Information given
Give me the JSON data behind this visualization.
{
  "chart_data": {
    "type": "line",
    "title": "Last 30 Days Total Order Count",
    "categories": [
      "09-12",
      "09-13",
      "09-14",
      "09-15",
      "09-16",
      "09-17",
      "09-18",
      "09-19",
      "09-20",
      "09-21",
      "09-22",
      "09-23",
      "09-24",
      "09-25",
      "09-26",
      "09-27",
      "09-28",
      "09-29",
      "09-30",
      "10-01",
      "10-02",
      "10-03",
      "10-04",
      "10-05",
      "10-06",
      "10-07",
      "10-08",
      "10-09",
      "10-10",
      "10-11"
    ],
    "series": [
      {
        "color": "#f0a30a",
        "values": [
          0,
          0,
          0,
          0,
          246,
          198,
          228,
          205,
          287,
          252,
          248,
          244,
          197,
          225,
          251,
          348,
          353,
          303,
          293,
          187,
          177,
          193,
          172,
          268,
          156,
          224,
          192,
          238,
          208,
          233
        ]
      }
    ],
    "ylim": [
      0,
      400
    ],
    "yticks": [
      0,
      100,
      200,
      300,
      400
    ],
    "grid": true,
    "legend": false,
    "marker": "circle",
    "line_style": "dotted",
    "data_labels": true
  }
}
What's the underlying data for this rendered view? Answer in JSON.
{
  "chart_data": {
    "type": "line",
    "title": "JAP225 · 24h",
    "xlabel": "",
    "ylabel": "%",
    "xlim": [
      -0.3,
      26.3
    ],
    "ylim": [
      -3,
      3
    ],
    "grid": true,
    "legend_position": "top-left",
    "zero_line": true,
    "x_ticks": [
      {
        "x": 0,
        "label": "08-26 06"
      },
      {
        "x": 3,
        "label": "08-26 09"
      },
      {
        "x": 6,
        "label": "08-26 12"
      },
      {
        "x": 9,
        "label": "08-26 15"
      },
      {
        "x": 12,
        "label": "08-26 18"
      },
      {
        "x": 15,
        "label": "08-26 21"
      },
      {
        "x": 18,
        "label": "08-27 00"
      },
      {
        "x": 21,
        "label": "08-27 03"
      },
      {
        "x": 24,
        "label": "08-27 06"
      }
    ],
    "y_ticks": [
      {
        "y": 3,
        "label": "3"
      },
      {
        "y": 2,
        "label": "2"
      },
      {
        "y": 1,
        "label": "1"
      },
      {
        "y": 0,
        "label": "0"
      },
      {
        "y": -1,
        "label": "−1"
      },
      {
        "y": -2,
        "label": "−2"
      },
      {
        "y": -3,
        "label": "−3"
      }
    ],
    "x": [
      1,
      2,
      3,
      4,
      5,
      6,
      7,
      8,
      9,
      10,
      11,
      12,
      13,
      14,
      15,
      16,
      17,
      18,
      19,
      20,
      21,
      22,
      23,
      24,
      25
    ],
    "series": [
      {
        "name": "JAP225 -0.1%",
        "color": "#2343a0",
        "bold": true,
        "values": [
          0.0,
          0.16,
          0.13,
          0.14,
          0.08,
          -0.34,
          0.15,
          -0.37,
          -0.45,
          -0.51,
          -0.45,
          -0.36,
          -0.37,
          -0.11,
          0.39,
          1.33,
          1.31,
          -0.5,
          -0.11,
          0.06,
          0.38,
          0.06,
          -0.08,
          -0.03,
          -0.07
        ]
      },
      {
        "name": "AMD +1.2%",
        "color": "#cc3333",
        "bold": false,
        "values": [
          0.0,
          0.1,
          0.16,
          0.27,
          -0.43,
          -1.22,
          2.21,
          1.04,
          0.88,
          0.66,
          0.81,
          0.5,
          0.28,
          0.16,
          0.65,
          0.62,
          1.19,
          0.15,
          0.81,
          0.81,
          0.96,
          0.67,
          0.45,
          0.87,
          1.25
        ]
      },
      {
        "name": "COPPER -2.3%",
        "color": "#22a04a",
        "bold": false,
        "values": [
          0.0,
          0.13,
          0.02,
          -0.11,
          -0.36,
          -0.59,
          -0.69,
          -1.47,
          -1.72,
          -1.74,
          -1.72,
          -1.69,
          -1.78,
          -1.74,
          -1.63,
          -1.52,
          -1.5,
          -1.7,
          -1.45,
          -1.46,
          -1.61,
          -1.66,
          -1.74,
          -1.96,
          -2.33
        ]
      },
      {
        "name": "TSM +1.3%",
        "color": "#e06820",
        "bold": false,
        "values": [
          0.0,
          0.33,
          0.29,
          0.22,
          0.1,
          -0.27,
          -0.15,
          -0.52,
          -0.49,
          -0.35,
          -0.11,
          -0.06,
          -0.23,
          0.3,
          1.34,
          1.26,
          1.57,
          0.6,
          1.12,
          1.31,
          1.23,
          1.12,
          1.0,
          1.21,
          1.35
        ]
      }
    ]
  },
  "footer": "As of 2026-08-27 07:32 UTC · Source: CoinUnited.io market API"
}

Prompt
Output all records verbatim.

Worked solution
Give me the JSON data behind this visualization.
{
  "chart_data": {
    "type": "line",
    "title": "Last 30 Days Total Order Count",
    "categories": [
      "09-12",
      "09-13",
      "09-14",
      "09-15",
      "09-16",
      "09-17",
      "09-18",
      "09-19",
      "09-20",
      "09-21",
      "09-22",
      "09-23",
      "09-24",
      "09-25",
      "09-26",
      "09-27",
      "09-28",
      "09-29",
      "09-30",
      "10-01",
      "10-02",
      "10-03",
      "10-04",
      "10-05",
      "10-06",
      "10-07",
      "10-08",
      "10-09",
      "10-10",
      "10-11"
    ],
    "series": [
      {
        "color": "#f0a30a",
        "values": [
          0,
          0,
          0,
          0,
          246,
          198,
          228,
          205,
          287,
          252,
          248,
          244,
          197,
          225,
          251,
          348,
          353,
          303,
          293,
          187,
          177,
          193,
          172,
          268,
          156,
          224,
          192,
          238,
          208,
          233
        ]
      }
    ],
    "ylim": [
      0,
      400
    ],
    "yticks": [
      0,
      100,
      200,
      300,
      400
    ],
    "grid": true,
    "legend": false,
    "marker": "circle",
    "line_style": "dotted",
    "data_labels": true
  }
}
What's the underlying data for this rendered view? Answer in JSON.
{
  "chart_data": {
    "type": "line",
    "title": "JAP225 · 24h",
    "xlabel": "",
    "ylabel": "%",
    "xlim": [
      -0.3,
      26.3
    ],
    "ylim": [
      -3,
      3
    ],
    "grid": true,
    "legend_position": "top-left",
    "zero_line": true,
    "x_ticks": [
      {
        "x": 0,
        "label": "08-26 06"
      },
      {
        "x": 3,
        "label": "08-26 09"
      },
      {
        "x": 6,
        "label": "08-26 12"
      },
      {
        "x": 9,
        "label": "08-26 15"
      },
      {
        "x": 12,
        "label": "08-26 18"
      },
      {
        "x": 15,
        "label": "08-26 21"
      },
      {
        "x": 18,
        "label": "08-27 00"
      },
      {
        "x": 21,
        "label": "08-27 03"
      },
      {
        "x": 24,
        "label": "08-27 06"
      }
    ],
    "y_ticks": [
      {
        "y": 3,
        "label": "3"
      },
      {
        "y": 2,
        "label": "2"
      },
      {
        "y": 1,
        "label": "1"
      },
      {
        "y": 0,
        "label": "0"
      },
      {
        "y": -1,
        "label": "−1"
      },
      {
        "y": -2,
        "label": "−2"
      },
      {
        "y": -3,
        "label": "−3"
      }
    ],
    "x": [
      1,
      2,
      3,
      4,
      5,
      6,
      7,
      8,
      9,
      10,
      11,
      12,
      13,
      14,
      15,
      16,
      17,
      18,
      19,
      20,
      21,
      22,
      23,
      24,
      25
    ],
    "series": [
      {
        "name": "JAP225 -0.1%",
        "color": "#2343a0",
        "bold": true,
        "values": [
          0.0,
          0.16,
          0.13,
          0.14,
          0.08,
          -0.34,
          0.15,
          -0.37,
          -0.45,
          -0.51,
          -0.45,
          -0.36,
          -0.37,
          -0.11,
          0.39,
          1.33,
          1.31,
          -0.5,
          -0.11,
          0.06,
          0.38,
          0.06,
          -0.08,
          -0.03,
          -0.07
        ]
      },
      {
        "name": "AMD +1.2%",
        "color": "#cc3333",
        "bold": false,
        "values": [
          0.0,
          0.1,
          0.16,
          0.27,
          -0.43,
          -1.22,
          2.21,
          1.04,
          0.88,
          0.66,
          0.81,
          0.5,
          0.28,
          0.16,
          0.65,
          0.62,
          1.19,
          0.15,
          0.81,
          0.81,
          0.96,
          0.67,
          0.45,
          0.87,
          1.25
        ]
      },
      {
        "name": "COPPER -2.3%",
        "color": "#22a04a",
        "bold": false,
        "values": [
          0.0,
          0.13,
          0.02,
          -0.11,
          -0.36,
          -0.59,
          -0.69,
          -1.47,
          -1.72,
          -1.74,
          -1.72,
          -1.69,
          -1.78,
          -1.74,
          -1.63,
          -1.52,
          -1.5,
          -1.7,
          -1.45,
          -1.46,
          -1.61,
          -1.66,
          -1.74,
          -1.96,
          -2.33
        ]
      },
      {
        "name": "TSM +1.3%",
        "color": "#e06820",
        "bold": false,
        "values": [
          0.0,
          0.33,
          0.29,
          0.22,
          0.1,
          -0.27,
          -0.15,
          -0.52,
          -0.49,
          -0.35,
          -0.11,
          -0.06,
          -0.23,
          0.3,
          1.34,
          1.26,
          1.57,
          0.6,
          1.12,
          1.31,
          1.23,
          1.12,
          1.0,
          1.21,
          1.35
        ]
      }
    ]
  },
  "footer": "As of 2026-08-27 07:32 UTC · Source: CoinUnited.io market API"
}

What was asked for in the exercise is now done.